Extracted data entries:
******

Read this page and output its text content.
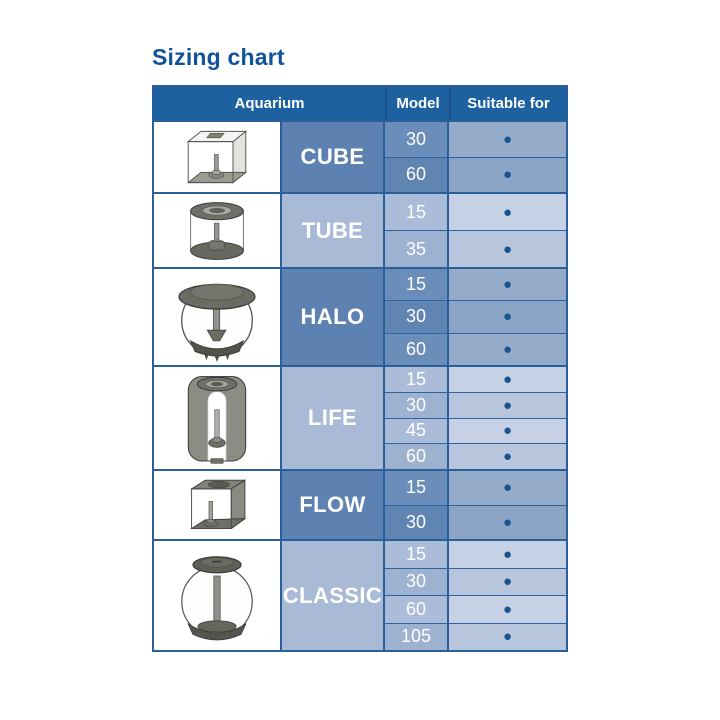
Sizing chart
Aquarium	Model	Suitable for
CUBE
30	●
60	●
TUBE
15	●
35	●
HALO
15	●
30	●
60	●
LIFE
15	●
30	●
45	●
60	●
FLOW
15	●
30	●
CLASSIC
15	●
30	●
60	●
105	●
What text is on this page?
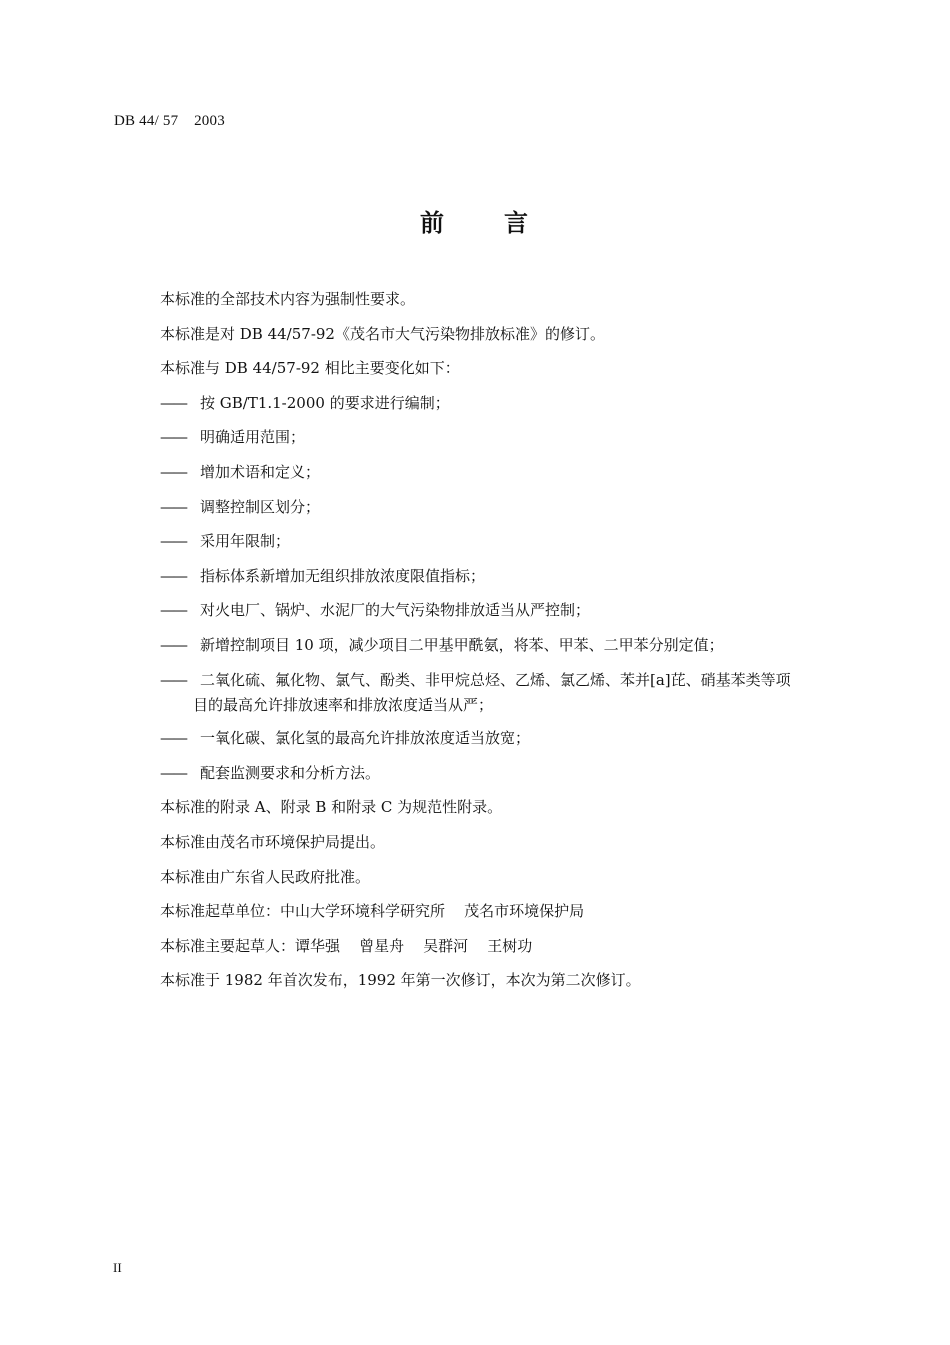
DB 44/ 57    2003
前 言

本标准的全部技术内容为强制性要求。

本标准是对 DB 44/57-92《茂名市大气污染物排放标准》的修订。

本标准与 DB 44/57-92 相比主要变化如下：

—— 按 GB/T1.1-2000 的要求进行编制；
—— 明确适用范围；
—— 增加术语和定义；
—— 调整控制区划分；
—— 采用年限制；
—— 指标体系新增加无组织排放浓度限值指标；
—— 对火电厂、锅炉、水泥厂的大气污染物排放适当从严控制；
—— 新增控制项目 10 项，减少项目二甲基甲酰氨，将苯、甲苯、二甲苯分别定值；
—— 二氧化硫、氟化物、氯气、酚类、非甲烷总烃、乙烯、氯乙烯、苯并[a]芘、硝基苯类等项
目的最高允许排放速率和排放浓度适当从严；
—— 一氧化碳、氯化氢的最高允许排放浓度适当放宽；
—— 配套监测要求和分析方法。

本标准的附录 A、附录 B 和附录 C 为规范性附录。

本标准由茂名市环境保护局提出。

本标准由广东省人民政府批准。

本标准起草单位：中山大学环境科学研究所    茂名市环境保护局

本标准主要起草人：谭华强    曾星舟    吴群河    王树功

本标准于 1982 年首次发布，1992 年第一次修订，本次为第二次修订。

II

******

WORK REQUIRED: Go through the listing above and quote it exactly, apart from its images.

RESPONSE TO THIS TASK:
Read this page and output its text content.
Sizing chart
Aquarium	Model	Suitable for
CUBE
30	●
60	●
TUBE
15	●
35	●
HALO
15	●
30	●
60	●
LIFE
15	●
30	●
45	●
60	●
FLOW
15	●
30	●
CLASSIC
15	●
30	●
60	●
105	●
What text is on this page?
DB 44/ 57    2003
前 言

本标准的全部技术内容为强制性要求。

本标准是对 DB 44/57-92《茂名市大气污染物排放标准》的修订。

本标准与 DB 44/57-92 相比主要变化如下：

—— 按 GB/T1.1-2000 的要求进行编制；
—— 明确适用范围；
—— 增加术语和定义；
—— 调整控制区划分；
—— 采用年限制；
—— 指标体系新增加无组织排放浓度限值指标；
—— 对火电厂、锅炉、水泥厂的大气污染物排放适当从严控制；
—— 新增控制项目 10 项，减少项目二甲基甲酰氨，将苯、甲苯、二甲苯分别定值；
—— 二氧化硫、氟化物、氯气、酚类、非甲烷总烃、乙烯、氯乙烯、苯并[a]芘、硝基苯类等项
目的最高允许排放速率和排放浓度适当从严；
—— 一氧化碳、氯化氢的最高允许排放浓度适当放宽；
—— 配套监测要求和分析方法。

本标准的附录 A、附录 B 和附录 C 为规范性附录。

本标准由茂名市环境保护局提出。

本标准由广东省人民政府批准。

本标准起草单位：中山大学环境科学研究所    茂名市环境保护局

本标准主要起草人：谭华强    曾星舟    吴群河    王树功

本标准于 1982 年首次发布，1992 年第一次修订，本次为第二次修订。

II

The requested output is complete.